**Exercise**
Gather every line below where "ledd" appears.
-----
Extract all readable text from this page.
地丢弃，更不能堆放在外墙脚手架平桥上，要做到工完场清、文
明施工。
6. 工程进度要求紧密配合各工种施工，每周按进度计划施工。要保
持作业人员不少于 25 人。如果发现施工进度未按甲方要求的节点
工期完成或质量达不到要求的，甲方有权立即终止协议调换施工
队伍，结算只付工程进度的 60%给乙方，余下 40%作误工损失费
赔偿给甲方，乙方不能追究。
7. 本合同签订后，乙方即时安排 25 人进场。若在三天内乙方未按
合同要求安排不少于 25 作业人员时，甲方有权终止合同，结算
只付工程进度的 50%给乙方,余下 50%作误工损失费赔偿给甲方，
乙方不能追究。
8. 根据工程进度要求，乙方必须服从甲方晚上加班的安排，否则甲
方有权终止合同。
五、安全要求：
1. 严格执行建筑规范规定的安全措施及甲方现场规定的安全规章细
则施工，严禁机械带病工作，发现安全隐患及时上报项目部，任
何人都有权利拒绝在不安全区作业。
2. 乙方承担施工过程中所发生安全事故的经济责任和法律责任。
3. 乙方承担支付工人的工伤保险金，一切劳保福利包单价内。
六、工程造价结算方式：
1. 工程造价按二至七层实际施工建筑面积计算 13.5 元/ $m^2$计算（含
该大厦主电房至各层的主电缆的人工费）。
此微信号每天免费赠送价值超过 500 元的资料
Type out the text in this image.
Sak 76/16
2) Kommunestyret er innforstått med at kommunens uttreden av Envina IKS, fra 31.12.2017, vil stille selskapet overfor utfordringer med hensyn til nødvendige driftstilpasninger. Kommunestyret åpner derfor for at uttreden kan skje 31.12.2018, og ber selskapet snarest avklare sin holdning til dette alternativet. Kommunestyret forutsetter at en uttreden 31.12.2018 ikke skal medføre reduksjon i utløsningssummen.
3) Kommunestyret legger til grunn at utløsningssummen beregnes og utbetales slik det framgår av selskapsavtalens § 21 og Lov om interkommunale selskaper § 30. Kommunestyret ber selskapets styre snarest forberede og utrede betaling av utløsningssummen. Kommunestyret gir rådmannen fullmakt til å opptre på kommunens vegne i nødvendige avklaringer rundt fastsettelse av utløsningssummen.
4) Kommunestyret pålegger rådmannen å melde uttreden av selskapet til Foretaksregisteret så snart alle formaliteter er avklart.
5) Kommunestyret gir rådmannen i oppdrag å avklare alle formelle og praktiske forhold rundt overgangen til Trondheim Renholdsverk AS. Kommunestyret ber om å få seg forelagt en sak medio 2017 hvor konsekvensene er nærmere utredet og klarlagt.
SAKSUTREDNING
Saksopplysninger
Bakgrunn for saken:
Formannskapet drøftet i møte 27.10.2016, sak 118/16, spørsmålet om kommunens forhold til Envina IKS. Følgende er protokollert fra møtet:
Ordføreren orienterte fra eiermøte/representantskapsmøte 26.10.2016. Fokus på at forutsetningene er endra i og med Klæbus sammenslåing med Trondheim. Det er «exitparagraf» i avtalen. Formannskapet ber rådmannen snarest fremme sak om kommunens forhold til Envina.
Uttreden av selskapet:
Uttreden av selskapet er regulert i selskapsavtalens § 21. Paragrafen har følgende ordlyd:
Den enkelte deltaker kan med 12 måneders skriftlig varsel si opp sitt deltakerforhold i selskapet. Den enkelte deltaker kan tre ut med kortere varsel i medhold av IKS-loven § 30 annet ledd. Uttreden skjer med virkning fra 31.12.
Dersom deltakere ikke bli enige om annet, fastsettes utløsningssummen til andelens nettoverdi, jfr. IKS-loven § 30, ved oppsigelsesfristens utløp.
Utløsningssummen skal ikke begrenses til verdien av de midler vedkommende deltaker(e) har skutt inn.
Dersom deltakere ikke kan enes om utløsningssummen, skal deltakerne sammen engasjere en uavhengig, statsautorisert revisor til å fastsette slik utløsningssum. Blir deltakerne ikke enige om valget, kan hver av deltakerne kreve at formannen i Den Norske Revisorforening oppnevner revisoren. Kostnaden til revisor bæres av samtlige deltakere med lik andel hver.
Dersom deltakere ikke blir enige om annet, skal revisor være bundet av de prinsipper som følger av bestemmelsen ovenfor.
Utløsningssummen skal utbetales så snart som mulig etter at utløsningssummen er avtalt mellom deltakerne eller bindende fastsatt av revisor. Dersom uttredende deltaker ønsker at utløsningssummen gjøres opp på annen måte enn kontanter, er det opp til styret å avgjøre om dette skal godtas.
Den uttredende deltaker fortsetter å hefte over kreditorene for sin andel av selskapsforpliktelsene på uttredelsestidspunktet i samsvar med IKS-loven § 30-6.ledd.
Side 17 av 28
-----
**Response to the exercise**
Den enkelte deltaker kan med 12 måneders skriftlig varsel si opp sitt deltakerforhold i selskapet. Den enkelte deltaker kan tre ut med kortere varsel i medhold av IKS-loven § 30 annet ledd. Uttreden skjer med virkning fra 31.12.
Den uttredende deltaker fortsetter å hefte over kreditorene for sin andel av selskapsforpliktelsene på uttredelsestidspunktet i samsvar med IKS-loven § 30-6.ledd.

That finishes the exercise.